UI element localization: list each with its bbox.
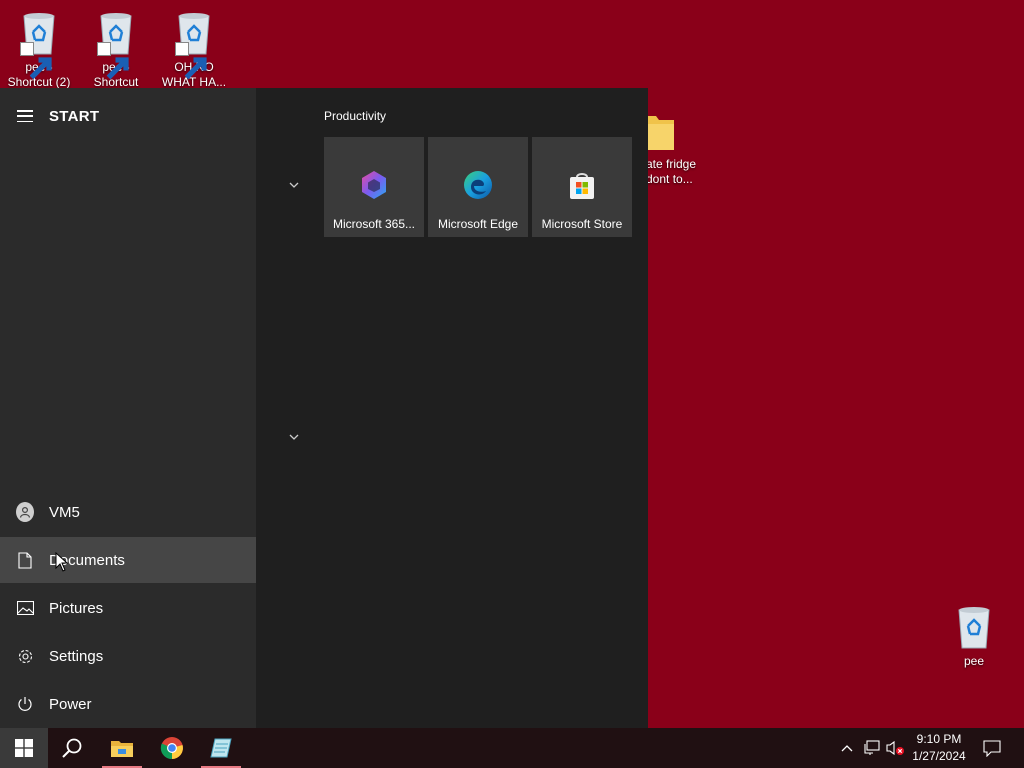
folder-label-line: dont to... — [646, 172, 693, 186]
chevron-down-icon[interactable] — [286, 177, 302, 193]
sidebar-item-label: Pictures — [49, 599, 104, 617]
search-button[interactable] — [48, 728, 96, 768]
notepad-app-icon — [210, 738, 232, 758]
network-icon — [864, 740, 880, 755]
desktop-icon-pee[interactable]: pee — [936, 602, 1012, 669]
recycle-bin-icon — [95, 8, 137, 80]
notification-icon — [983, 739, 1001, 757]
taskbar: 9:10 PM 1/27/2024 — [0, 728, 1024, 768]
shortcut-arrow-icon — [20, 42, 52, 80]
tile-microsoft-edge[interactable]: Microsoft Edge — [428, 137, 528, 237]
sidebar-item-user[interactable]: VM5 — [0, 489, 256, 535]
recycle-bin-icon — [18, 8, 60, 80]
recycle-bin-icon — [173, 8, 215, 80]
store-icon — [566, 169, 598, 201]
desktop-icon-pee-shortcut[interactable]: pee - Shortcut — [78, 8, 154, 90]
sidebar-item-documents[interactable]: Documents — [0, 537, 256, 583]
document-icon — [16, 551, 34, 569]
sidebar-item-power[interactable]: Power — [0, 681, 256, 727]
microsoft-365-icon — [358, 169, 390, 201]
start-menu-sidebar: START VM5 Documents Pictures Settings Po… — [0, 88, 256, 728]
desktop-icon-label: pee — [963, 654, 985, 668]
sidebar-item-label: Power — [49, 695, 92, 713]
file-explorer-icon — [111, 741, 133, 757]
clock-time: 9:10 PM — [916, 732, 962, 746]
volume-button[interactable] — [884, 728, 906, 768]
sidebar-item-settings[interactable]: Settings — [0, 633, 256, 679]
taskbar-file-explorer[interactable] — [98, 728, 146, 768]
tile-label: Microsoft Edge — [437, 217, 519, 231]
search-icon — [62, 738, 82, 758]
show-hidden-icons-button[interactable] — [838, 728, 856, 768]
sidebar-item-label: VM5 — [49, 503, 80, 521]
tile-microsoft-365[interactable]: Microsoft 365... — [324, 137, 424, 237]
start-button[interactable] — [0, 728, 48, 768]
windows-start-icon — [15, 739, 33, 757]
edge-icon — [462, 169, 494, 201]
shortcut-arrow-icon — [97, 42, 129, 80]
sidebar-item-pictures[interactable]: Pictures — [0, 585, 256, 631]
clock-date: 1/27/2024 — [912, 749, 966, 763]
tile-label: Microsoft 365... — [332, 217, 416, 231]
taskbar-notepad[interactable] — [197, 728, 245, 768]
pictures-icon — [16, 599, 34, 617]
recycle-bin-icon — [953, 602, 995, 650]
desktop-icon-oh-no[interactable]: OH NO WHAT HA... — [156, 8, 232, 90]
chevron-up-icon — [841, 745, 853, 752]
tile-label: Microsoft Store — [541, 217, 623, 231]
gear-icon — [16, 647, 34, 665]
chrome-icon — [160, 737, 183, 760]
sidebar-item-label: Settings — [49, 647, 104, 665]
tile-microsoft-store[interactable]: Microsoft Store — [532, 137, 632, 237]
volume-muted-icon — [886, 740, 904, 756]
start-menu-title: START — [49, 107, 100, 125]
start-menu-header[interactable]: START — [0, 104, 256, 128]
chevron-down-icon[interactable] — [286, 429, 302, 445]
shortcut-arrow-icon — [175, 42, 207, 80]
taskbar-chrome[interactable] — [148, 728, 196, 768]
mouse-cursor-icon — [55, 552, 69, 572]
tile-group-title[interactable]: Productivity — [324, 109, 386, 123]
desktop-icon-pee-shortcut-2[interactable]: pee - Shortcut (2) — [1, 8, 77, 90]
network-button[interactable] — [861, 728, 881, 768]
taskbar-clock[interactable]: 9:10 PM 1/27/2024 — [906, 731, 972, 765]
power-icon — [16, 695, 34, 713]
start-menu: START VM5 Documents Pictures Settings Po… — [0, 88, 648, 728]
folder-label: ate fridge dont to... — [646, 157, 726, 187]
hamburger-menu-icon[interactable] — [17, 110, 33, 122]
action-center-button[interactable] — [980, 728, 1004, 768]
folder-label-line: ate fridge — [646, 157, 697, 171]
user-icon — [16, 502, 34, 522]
------------
▶ PROMPT: Reproduce every line of the records above word for word, leaving out the pictures.

▶ RESULT OF THE EXERCISE:
UI element localization: list each with its bbox.
folder-label-line: dont to... — [646, 172, 693, 186]
chevron-down-icon[interactable] — [286, 177, 302, 193]
sidebar-item-label: Pictures — [49, 599, 104, 617]
search-button[interactable] — [48, 728, 96, 768]
notepad-app-icon — [210, 738, 232, 758]
network-icon — [864, 740, 880, 755]
desktop-icon-pee[interactable]: pee — [936, 602, 1012, 669]
recycle-bin-icon — [95, 8, 137, 80]
notification-icon — [983, 739, 1001, 757]
taskbar: 9:10 PM 1/27/2024 — [0, 728, 1024, 768]
shortcut-arrow-icon — [20, 42, 52, 80]
tile-microsoft-edge[interactable]: Microsoft Edge — [428, 137, 528, 237]
sidebar-item-user[interactable]: VM5 — [0, 489, 256, 535]
recycle-bin-icon — [18, 8, 60, 80]
recycle-bin-icon — [173, 8, 215, 80]
store-icon — [566, 169, 598, 201]
desktop-icon-pee-shortcut[interactable]: pee - Shortcut — [78, 8, 154, 90]
sidebar-item-documents[interactable]: Documents — [0, 537, 256, 583]
document-icon — [16, 551, 34, 569]
sidebar-item-power[interactable]: Power — [0, 681, 256, 727]
microsoft-365-icon — [358, 169, 390, 201]
start-menu-sidebar: START VM5 Documents Pictures Settings Po… — [0, 88, 256, 728]
desktop-icon-label: pee — [963, 654, 985, 668]
sidebar-item-label: Power — [49, 695, 92, 713]
file-explorer-icon — [111, 741, 133, 757]
clock-time: 9:10 PM — [916, 732, 962, 746]
volume-button[interactable] — [884, 728, 906, 768]
sidebar-item-settings[interactable]: Settings — [0, 633, 256, 679]
taskbar-file-explorer[interactable] — [98, 728, 146, 768]
tile-label: Microsoft Edge — [437, 217, 519, 231]
search-icon — [62, 738, 82, 758]
show-hidden-icons-button[interactable] — [838, 728, 856, 768]
sidebar-item-label: VM5 — [49, 503, 80, 521]
tile-microsoft-365[interactable]: Microsoft 365... — [324, 137, 424, 237]
start-button[interactable] — [0, 728, 48, 768]
windows-start-icon — [15, 739, 33, 757]
edge-icon — [462, 169, 494, 201]
shortcut-arrow-icon — [97, 42, 129, 80]
sidebar-item-pictures[interactable]: Pictures — [0, 585, 256, 631]
clock-date: 1/27/2024 — [912, 749, 966, 763]
tile-label: Microsoft 365... — [332, 217, 416, 231]
taskbar-notepad[interactable] — [197, 728, 245, 768]
pictures-icon — [16, 599, 34, 617]
recycle-bin-icon — [953, 602, 995, 650]
desktop-icon-oh-no[interactable]: OH NO WHAT HA... — [156, 8, 232, 90]
chevron-up-icon — [841, 745, 853, 752]
tile-label: Microsoft Store — [541, 217, 623, 231]
gear-icon — [16, 647, 34, 665]
chrome-icon — [160, 737, 183, 760]
sidebar-item-label: Settings — [49, 647, 104, 665]
tile-microsoft-store[interactable]: Microsoft Store — [532, 137, 632, 237]
volume-muted-icon — [886, 740, 904, 756]
start-menu-title: START — [49, 107, 100, 125]
start-menu-header[interactable]: START — [0, 104, 256, 128]
chevron-down-icon[interactable] — [286, 429, 302, 445]
shortcut-arrow-icon — [175, 42, 207, 80]
taskbar-chrome[interactable] — [148, 728, 196, 768]
mouse-cursor-icon — [55, 552, 69, 572]
tile-group-title[interactable]: Productivity — [324, 109, 386, 123]
desktop-icon-pee-shortcut-2[interactable]: pee - Shortcut (2) — [1, 8, 77, 90]
network-button[interactable] — [861, 728, 881, 768]
taskbar-clock[interactable]: 9:10 PM 1/27/2024 — [906, 731, 972, 765]
power-icon — [16, 695, 34, 713]
start-menu: START VM5 Documents Pictures Settings Po… — [0, 88, 648, 728]
folder-label: ate fridge dont to... — [646, 157, 726, 187]
hamburger-menu-icon[interactable] — [17, 110, 33, 122]
action-center-button[interactable] — [980, 728, 1004, 768]
folder-label-line: ate fridge — [646, 157, 697, 171]
user-icon — [16, 502, 34, 522]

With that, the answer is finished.